• **SET EXERCISE**
Transcribe only what runs from the line containing "Read all visible content and emit it as JSON." through the final line below, exactly, and leave every picture out.

• **DATA LINES**
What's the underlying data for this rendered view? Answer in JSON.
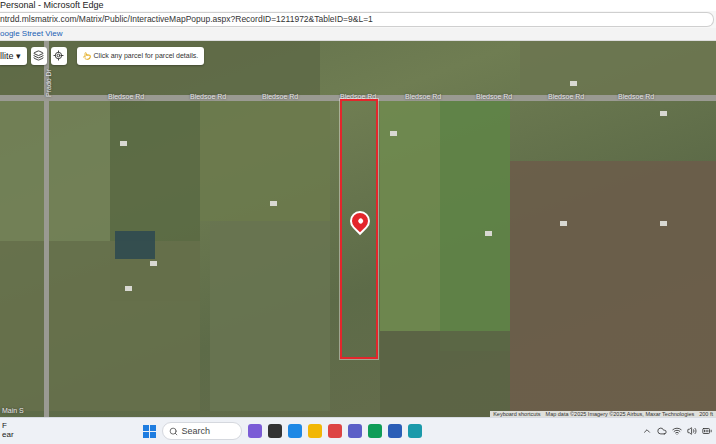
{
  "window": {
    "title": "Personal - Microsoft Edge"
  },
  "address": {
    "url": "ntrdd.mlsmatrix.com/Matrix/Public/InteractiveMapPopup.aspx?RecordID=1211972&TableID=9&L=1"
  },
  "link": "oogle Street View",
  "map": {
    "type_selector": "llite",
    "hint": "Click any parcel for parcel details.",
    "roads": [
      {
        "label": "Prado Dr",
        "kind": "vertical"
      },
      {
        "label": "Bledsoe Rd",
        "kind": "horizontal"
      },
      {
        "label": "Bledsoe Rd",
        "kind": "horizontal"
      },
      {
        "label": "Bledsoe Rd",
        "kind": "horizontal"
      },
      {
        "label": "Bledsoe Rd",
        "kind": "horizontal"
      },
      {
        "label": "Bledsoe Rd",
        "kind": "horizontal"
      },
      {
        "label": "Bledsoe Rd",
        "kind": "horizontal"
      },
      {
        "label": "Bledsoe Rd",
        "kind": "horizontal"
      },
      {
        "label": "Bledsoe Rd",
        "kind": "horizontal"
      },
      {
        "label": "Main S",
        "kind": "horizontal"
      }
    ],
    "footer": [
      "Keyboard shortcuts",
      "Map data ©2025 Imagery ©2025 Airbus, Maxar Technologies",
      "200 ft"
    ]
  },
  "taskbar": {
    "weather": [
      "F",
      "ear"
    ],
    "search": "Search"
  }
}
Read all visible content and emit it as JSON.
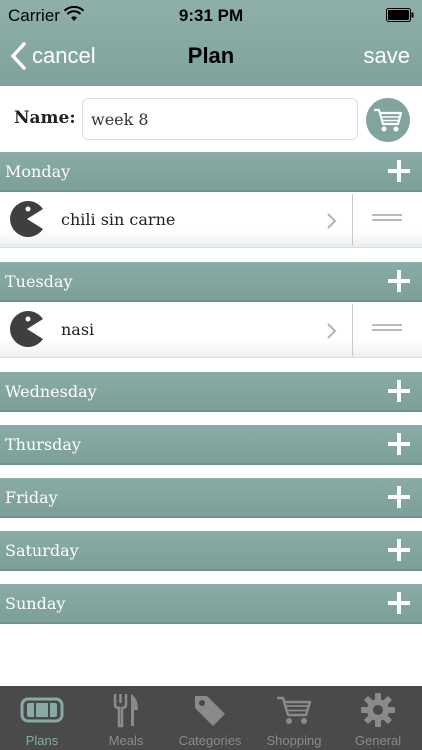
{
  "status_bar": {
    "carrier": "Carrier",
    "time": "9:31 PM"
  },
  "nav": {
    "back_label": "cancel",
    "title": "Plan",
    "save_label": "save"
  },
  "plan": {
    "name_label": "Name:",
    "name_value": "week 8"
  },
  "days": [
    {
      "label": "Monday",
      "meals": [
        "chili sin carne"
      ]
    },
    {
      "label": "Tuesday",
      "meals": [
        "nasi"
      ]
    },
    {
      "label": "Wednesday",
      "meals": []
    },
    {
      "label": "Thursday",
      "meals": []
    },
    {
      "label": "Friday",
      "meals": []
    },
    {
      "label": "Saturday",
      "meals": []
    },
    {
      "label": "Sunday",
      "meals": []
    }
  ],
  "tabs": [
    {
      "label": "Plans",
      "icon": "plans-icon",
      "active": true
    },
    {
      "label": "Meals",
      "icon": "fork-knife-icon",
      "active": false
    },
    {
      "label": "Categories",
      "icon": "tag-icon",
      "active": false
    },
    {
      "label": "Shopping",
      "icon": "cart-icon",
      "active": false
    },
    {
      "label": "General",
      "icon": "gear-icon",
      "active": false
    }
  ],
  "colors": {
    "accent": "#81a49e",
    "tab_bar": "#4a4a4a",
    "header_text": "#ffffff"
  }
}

• **FINAL RESULT**
Read all visible content and emit it as JSON.
{
  "status_bar": {
    "carrier": "Carrier",
    "time": "9:31 PM"
  },
  "nav": {
    "back_label": "cancel",
    "title": "Plan",
    "save_label": "save"
  },
  "plan": {
    "name_label": "Name:",
    "name_value": "week 8"
  },
  "days": [
    {
      "label": "Monday",
      "meals": [
        "chili sin carne"
      ]
    },
    {
      "label": "Tuesday",
      "meals": [
        "nasi"
      ]
    },
    {
      "label": "Wednesday",
      "meals": []
    },
    {
      "label": "Thursday",
      "meals": []
    },
    {
      "label": "Friday",
      "meals": []
    },
    {
      "label": "Saturday",
      "meals": []
    },
    {
      "label": "Sunday",
      "meals": []
    }
  ],
  "tabs": [
    {
      "label": "Plans",
      "icon": "plans-icon",
      "active": true
    },
    {
      "label": "Meals",
      "icon": "fork-knife-icon",
      "active": false
    },
    {
      "label": "Categories",
      "icon": "tag-icon",
      "active": false
    },
    {
      "label": "Shopping",
      "icon": "cart-icon",
      "active": false
    },
    {
      "label": "General",
      "icon": "gear-icon",
      "active": false
    }
  ],
  "colors": {
    "accent": "#81a49e",
    "tab_bar": "#4a4a4a",
    "header_text": "#ffffff"
  }
}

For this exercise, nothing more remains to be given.